▸ **Exercise details**:
Quote the data below in full, please, without altering anything.

:: Data entries ::

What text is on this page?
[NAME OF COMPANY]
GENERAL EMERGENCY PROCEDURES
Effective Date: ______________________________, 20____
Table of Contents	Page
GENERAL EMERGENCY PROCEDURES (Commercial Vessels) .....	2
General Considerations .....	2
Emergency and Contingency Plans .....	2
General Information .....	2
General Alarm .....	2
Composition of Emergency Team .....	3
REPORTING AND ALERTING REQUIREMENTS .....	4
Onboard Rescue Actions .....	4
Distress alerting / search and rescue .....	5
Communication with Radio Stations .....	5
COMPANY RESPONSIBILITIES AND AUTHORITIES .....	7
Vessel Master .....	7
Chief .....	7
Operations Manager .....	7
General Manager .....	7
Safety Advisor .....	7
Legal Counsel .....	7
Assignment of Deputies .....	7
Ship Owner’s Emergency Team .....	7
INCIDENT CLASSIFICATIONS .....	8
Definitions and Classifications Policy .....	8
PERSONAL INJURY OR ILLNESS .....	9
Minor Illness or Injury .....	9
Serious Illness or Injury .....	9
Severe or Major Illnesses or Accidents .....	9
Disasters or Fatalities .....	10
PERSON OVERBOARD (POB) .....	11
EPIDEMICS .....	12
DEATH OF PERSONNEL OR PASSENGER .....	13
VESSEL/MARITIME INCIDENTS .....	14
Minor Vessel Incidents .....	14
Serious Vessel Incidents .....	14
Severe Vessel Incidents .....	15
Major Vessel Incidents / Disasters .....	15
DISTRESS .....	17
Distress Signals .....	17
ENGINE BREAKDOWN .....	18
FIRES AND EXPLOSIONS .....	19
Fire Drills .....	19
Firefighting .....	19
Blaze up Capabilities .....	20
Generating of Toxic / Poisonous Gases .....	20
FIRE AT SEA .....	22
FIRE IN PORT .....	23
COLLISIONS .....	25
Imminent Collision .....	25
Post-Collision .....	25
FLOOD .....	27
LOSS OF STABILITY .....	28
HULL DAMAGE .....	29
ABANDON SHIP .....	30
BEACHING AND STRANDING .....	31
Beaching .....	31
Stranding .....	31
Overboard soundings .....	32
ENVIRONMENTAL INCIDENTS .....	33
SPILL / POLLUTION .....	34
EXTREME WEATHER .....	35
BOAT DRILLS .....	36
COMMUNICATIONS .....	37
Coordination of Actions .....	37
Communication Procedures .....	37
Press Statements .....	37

:::

▸ **Result below**:
What text is on this page?
[NAME OF COMPANY]
GENERAL EMERGENCY PROCEDURES
Effective Date: ______________________________, 20____
Table of Contents	Page
GENERAL EMERGENCY PROCEDURES (Commercial Vessels) .....	2
General Considerations .....	2
Emergency and Contingency Plans .....	2
General Information .....	2
General Alarm .....	2
Composition of Emergency Team .....	3
REPORTING AND ALERTING REQUIREMENTS .....	4
Onboard Rescue Actions .....	4
Distress alerting / search and rescue .....	5
Communication with Radio Stations .....	5
COMPANY RESPONSIBILITIES AND AUTHORITIES .....	7
Vessel Master .....	7
Chief .....	7
Operations Manager .....	7
General Manager .....	7
Safety Advisor .....	7
Legal Counsel .....	7
Assignment of Deputies .....	7
Ship Owner’s Emergency Team .....	7
INCIDENT CLASSIFICATIONS .....	8
Definitions and Classifications Policy .....	8
PERSONAL INJURY OR ILLNESS .....	9
Minor Illness or Injury .....	9
Serious Illness or Injury .....	9
Severe or Major Illnesses or Accidents .....	9
Disasters or Fatalities .....	10
PERSON OVERBOARD (POB) .....	11
EPIDEMICS .....	12
DEATH OF PERSONNEL OR PASSENGER .....	13
VESSEL/MARITIME INCIDENTS .....	14
Minor Vessel Incidents .....	14
Serious Vessel Incidents .....	14
Severe Vessel Incidents .....	15
Major Vessel Incidents / Disasters .....	15
DISTRESS .....	17
Distress Signals .....	17
ENGINE BREAKDOWN .....	18
FIRES AND EXPLOSIONS .....	19
Fire Drills .....	19
Firefighting .....	19
Blaze up Capabilities .....	20
Generating of Toxic / Poisonous Gases .....	20
FIRE AT SEA .....	22
FIRE IN PORT .....	23
COLLISIONS .....	25
Imminent Collision .....	25
Post-Collision .....	25
FLOOD .....	27
LOSS OF STABILITY .....	28
HULL DAMAGE .....	29
ABANDON SHIP .....	30
BEACHING AND STRANDING .....	31
Beaching .....	31
Stranding .....	31
Overboard soundings .....	32
ENVIRONMENTAL INCIDENTS .....	33
SPILL / POLLUTION .....	34
EXTREME WEATHER .....	35
BOAT DRILLS .....	36
COMMUNICATIONS .....	37
Coordination of Actions .....	37
Communication Procedures .....	37
Press Statements .....	37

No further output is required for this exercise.